EXERCISE INSTRUCTIONS: Quote the listing below in its entirety, omitting every image.

DATASET ROWS:
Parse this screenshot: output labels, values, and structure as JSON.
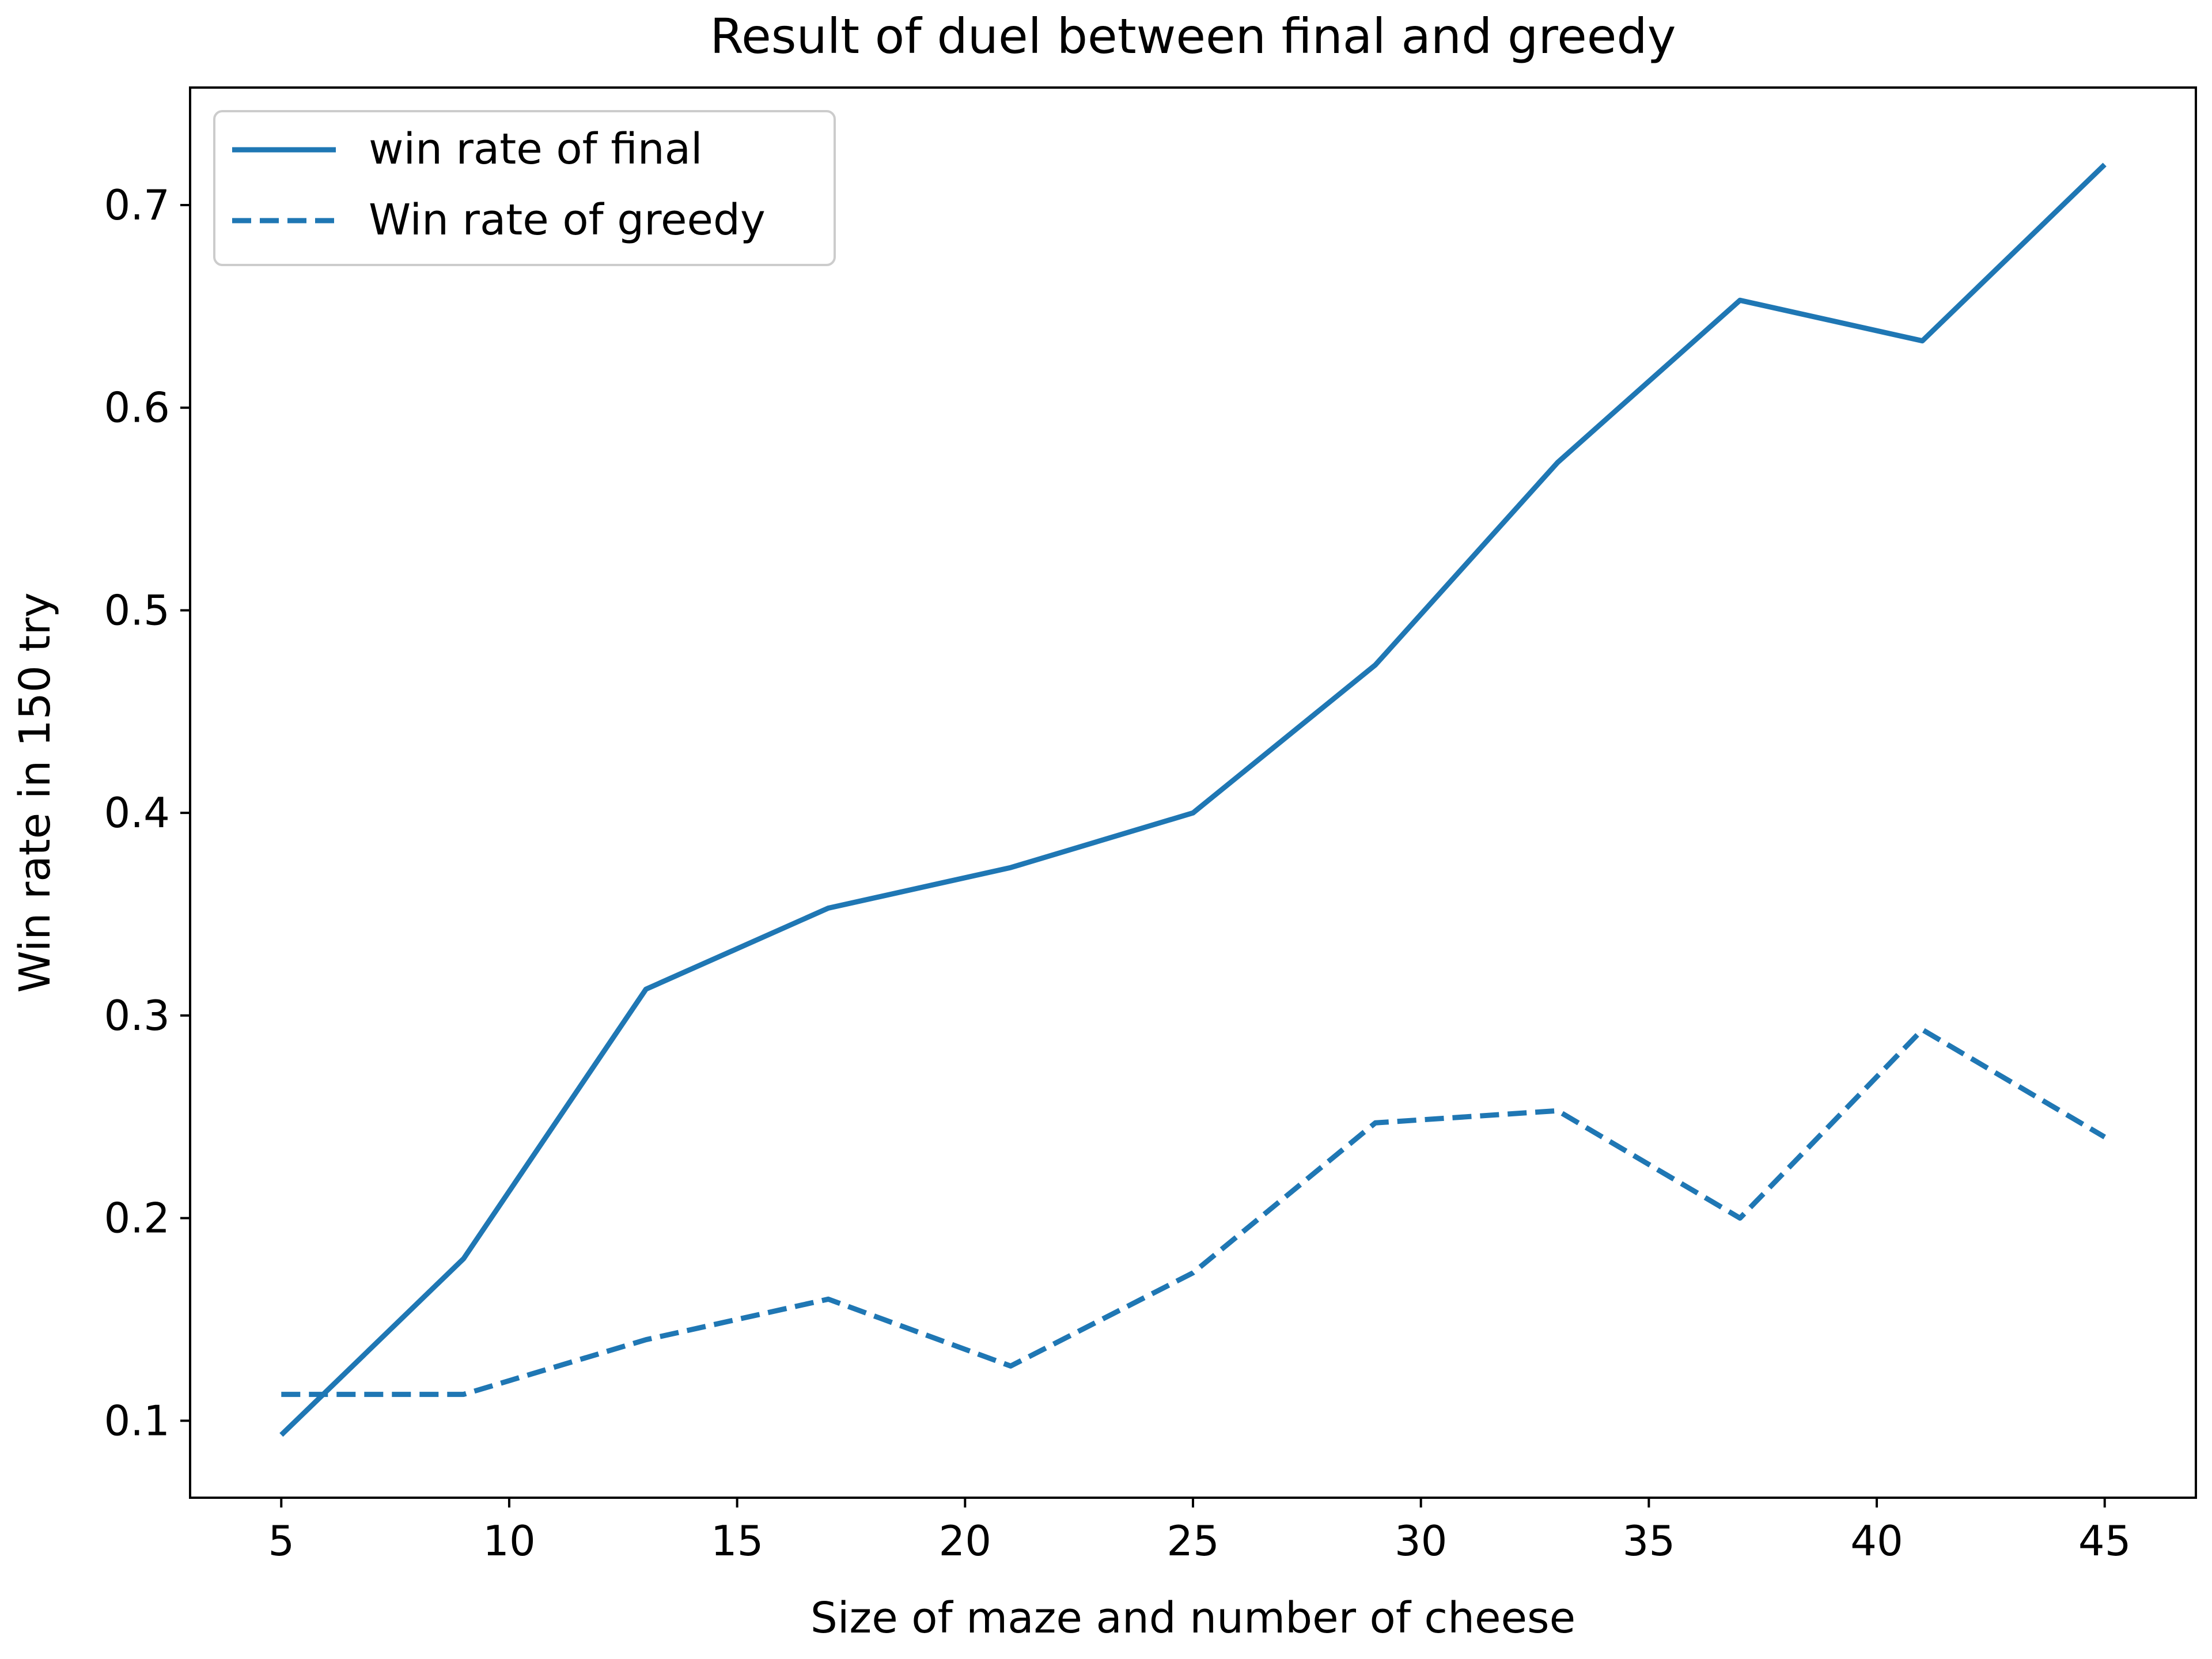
{
  "chart_data": {
    "type": "line",
    "title": "Result of duel between final and greedy",
    "xlabel": "Size of maze and number of cheese",
    "ylabel": "Win rate in 150 try",
    "x": [
      5,
      9,
      13,
      17,
      21,
      25,
      29,
      33,
      37,
      41,
      45
    ],
    "xlim": [
      3,
      47
    ],
    "ylim": [
      0.062,
      0.758
    ],
    "xticks": [
      5,
      10,
      15,
      20,
      25,
      30,
      35,
      40,
      45
    ],
    "yticks": [
      0.1,
      0.2,
      0.3,
      0.4,
      0.5,
      0.6,
      0.7
    ],
    "xtick_labels": [
      "5",
      "10",
      "15",
      "20",
      "25",
      "30",
      "35",
      "40",
      "45"
    ],
    "ytick_labels": [
      "0.1",
      "0.2",
      "0.3",
      "0.4",
      "0.5",
      "0.6",
      "0.7"
    ],
    "grid": false,
    "legend_position": "top-left",
    "series": [
      {
        "name": "win rate of final",
        "color": "#1f77b4",
        "linestyle": "solid",
        "values": [
          0.093,
          0.18,
          0.313,
          0.353,
          0.373,
          0.4,
          0.473,
          0.573,
          0.653,
          0.633,
          0.72
        ]
      },
      {
        "name": "Win rate of greedy",
        "color": "#1f77b4",
        "linestyle": "dashed",
        "values": [
          0.113,
          0.113,
          0.14,
          0.16,
          0.127,
          0.173,
          0.247,
          0.253,
          0.2,
          0.293,
          0.24
        ]
      }
    ]
  }
}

REPLY TO THE EXERCISE:
Parse this screenshot: output labels, values, and structure as JSON.
{
  "chart_data": {
    "type": "line",
    "title": "Result of duel between final and greedy",
    "xlabel": "Size of maze and number of cheese",
    "ylabel": "Win rate in 150 try",
    "x": [
      5,
      9,
      13,
      17,
      21,
      25,
      29,
      33,
      37,
      41,
      45
    ],
    "xlim": [
      3,
      47
    ],
    "ylim": [
      0.062,
      0.758
    ],
    "xticks": [
      5,
      10,
      15,
      20,
      25,
      30,
      35,
      40,
      45
    ],
    "yticks": [
      0.1,
      0.2,
      0.3,
      0.4,
      0.5,
      0.6,
      0.7
    ],
    "xtick_labels": [
      "5",
      "10",
      "15",
      "20",
      "25",
      "30",
      "35",
      "40",
      "45"
    ],
    "ytick_labels": [
      "0.1",
      "0.2",
      "0.3",
      "0.4",
      "0.5",
      "0.6",
      "0.7"
    ],
    "grid": false,
    "legend_position": "top-left",
    "series": [
      {
        "name": "win rate of final",
        "color": "#1f77b4",
        "linestyle": "solid",
        "values": [
          0.093,
          0.18,
          0.313,
          0.353,
          0.373,
          0.4,
          0.473,
          0.573,
          0.653,
          0.633,
          0.72
        ]
      },
      {
        "name": "Win rate of greedy",
        "color": "#1f77b4",
        "linestyle": "dashed",
        "values": [
          0.113,
          0.113,
          0.14,
          0.16,
          0.127,
          0.173,
          0.247,
          0.253,
          0.2,
          0.293,
          0.24
        ]
      }
    ]
  }
}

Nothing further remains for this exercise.